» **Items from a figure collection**
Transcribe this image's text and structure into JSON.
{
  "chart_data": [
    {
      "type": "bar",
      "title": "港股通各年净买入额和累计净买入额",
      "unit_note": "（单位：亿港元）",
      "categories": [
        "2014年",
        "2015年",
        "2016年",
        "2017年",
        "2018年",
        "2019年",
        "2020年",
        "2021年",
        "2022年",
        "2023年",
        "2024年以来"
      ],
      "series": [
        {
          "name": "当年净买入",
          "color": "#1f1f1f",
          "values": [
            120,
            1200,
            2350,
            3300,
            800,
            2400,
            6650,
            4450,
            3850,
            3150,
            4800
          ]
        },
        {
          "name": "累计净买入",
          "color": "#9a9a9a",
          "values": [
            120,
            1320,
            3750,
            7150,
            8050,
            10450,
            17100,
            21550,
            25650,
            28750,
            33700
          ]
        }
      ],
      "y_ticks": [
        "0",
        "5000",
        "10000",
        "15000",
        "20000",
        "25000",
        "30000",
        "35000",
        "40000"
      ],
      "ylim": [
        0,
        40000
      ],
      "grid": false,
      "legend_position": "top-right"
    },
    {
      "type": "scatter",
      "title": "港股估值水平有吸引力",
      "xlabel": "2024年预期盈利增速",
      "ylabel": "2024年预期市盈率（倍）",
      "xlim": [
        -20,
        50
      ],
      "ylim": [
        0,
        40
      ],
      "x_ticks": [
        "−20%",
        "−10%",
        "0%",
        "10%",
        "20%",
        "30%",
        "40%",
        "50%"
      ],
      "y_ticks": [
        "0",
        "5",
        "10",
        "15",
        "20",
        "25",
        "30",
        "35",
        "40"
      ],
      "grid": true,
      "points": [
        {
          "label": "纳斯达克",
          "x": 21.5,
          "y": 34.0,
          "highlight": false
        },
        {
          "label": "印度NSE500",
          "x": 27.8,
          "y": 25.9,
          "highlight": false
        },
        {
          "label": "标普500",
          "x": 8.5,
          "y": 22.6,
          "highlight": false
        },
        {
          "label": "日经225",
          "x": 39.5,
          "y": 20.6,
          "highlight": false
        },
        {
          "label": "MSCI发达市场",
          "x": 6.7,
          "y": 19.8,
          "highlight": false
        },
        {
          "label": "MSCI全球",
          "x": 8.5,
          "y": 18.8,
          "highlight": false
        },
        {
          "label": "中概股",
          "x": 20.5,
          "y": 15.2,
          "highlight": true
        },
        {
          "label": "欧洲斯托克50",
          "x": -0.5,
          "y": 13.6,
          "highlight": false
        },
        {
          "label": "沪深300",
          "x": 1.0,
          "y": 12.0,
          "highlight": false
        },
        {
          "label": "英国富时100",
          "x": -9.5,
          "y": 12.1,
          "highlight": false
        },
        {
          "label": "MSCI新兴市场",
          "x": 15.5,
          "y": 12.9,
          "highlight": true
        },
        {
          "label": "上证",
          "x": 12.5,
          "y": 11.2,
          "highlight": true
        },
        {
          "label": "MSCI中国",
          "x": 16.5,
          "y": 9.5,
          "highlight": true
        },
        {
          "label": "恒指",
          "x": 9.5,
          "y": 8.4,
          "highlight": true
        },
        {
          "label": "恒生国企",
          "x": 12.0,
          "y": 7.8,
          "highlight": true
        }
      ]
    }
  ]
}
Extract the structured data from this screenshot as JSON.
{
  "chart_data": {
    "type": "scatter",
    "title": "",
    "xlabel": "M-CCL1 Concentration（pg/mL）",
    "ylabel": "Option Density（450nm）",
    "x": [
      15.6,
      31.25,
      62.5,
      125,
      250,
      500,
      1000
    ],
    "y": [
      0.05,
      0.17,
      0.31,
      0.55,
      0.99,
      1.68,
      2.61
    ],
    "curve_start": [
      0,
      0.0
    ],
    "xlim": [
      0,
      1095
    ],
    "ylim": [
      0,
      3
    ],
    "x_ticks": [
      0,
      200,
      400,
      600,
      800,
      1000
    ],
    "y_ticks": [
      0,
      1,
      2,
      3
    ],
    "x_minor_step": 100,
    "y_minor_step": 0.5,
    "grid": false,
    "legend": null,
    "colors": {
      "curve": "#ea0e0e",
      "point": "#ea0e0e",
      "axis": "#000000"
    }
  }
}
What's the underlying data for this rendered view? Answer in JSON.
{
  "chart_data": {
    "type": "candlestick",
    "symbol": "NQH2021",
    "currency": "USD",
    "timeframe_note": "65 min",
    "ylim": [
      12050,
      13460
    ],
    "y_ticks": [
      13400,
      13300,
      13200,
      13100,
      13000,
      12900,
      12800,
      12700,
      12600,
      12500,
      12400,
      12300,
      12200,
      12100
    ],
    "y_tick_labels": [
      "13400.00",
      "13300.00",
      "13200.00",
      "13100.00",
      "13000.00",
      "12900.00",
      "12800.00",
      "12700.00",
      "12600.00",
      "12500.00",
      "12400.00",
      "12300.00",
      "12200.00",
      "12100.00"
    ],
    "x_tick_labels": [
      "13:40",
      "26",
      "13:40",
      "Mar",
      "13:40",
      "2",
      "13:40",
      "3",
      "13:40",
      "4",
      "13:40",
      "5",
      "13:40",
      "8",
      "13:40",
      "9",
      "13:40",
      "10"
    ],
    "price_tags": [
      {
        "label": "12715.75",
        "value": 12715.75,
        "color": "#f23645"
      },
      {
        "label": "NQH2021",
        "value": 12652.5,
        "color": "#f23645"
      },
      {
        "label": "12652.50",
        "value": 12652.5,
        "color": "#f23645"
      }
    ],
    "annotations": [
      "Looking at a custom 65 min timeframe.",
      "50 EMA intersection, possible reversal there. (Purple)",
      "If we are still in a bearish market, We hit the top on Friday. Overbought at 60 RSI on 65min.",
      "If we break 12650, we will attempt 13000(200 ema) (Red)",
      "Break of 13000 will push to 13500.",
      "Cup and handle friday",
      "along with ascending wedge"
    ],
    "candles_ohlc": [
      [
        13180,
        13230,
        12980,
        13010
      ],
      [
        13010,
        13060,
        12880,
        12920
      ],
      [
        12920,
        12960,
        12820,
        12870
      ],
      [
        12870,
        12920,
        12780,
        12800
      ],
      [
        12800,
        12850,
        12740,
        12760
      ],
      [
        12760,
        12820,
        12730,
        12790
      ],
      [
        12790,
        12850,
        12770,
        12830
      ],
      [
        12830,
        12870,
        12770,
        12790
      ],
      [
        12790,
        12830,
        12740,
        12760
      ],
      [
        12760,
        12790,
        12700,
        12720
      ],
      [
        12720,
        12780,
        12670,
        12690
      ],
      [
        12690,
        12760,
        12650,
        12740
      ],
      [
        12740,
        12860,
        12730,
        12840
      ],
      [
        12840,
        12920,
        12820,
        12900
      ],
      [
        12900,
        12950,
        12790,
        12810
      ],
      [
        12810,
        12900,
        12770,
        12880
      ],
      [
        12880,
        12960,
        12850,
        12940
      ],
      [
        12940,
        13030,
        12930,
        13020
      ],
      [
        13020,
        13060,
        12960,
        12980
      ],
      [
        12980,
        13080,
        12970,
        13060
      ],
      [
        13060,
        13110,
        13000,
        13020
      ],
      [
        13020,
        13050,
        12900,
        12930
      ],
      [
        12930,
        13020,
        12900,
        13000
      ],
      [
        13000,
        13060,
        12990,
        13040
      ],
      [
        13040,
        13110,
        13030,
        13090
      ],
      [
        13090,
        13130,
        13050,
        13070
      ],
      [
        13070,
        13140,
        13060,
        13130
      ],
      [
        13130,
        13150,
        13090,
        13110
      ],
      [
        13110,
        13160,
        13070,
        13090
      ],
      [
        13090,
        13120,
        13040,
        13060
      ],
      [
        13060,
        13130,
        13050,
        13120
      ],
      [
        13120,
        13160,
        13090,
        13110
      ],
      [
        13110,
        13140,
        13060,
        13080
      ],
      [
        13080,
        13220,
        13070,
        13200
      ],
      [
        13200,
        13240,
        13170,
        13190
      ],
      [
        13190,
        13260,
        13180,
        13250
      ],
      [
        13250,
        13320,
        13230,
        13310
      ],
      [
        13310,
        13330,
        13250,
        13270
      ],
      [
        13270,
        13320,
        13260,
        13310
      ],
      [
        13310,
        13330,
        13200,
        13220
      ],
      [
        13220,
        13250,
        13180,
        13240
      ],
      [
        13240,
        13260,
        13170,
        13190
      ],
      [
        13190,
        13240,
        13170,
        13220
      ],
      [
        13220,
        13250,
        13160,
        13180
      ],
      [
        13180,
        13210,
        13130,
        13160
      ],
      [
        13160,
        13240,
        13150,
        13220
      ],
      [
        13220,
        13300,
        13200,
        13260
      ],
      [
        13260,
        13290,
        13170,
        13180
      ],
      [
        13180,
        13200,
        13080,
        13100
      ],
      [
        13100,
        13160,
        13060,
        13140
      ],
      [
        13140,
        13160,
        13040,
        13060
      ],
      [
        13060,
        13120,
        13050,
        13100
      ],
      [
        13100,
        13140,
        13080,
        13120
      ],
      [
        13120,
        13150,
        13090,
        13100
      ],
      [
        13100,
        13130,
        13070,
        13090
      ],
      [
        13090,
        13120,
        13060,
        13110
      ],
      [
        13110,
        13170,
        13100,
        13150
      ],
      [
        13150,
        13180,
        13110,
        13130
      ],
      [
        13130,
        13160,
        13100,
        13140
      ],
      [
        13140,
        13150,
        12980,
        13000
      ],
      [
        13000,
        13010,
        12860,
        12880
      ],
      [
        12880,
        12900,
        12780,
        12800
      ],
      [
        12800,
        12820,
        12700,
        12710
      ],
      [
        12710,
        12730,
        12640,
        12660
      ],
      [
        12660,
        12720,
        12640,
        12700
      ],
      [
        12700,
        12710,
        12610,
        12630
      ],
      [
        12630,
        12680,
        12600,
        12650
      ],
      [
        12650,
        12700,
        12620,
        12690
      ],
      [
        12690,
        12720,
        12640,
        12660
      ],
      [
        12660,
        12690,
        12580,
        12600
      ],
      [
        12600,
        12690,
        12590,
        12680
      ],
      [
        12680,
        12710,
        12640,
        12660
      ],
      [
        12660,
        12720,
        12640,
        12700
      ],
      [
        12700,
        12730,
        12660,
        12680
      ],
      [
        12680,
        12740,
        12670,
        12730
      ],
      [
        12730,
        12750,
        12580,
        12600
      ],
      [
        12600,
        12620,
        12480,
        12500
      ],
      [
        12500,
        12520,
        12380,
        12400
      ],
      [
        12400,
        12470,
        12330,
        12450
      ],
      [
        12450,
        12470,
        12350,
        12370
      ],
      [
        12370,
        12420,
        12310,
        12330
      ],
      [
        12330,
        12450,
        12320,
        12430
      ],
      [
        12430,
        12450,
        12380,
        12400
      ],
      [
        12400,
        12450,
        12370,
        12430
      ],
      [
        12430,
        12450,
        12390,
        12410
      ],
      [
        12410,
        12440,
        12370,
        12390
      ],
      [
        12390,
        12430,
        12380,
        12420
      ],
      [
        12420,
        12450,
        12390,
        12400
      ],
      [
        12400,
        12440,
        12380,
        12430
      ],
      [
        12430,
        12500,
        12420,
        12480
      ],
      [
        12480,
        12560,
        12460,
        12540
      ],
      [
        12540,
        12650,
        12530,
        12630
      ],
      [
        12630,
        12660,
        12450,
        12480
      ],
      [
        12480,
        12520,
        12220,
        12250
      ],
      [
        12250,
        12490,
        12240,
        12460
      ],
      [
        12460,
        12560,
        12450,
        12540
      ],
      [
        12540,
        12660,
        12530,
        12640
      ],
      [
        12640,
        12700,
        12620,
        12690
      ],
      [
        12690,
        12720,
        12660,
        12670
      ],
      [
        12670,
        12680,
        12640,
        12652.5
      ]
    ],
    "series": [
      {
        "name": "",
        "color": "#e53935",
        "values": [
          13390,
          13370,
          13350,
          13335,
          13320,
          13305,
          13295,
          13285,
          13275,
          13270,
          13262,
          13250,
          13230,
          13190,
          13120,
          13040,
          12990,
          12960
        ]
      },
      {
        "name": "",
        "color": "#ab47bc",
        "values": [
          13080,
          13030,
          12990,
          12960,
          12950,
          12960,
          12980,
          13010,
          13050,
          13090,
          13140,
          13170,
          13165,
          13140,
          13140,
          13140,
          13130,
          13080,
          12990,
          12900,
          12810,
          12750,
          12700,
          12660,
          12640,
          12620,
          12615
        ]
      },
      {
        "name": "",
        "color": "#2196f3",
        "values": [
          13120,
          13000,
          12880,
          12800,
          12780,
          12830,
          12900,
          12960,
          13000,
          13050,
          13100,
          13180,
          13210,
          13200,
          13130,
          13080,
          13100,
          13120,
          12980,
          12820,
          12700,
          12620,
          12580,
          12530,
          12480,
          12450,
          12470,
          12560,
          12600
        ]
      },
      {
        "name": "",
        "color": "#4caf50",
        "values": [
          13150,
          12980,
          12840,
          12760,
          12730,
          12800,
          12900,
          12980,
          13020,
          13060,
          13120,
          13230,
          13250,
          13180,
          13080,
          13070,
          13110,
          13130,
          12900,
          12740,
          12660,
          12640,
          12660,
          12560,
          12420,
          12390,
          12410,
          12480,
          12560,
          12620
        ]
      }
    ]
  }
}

» **TASK REQUIREMENTS**
Show the lines of the data that hold the word "JSON".

» **FULL RESPONSE**
Transcribe this image's text and structure into JSON.
Extract the structured data from this screenshot as JSON.
What's the underlying data for this rendered view? Answer in JSON.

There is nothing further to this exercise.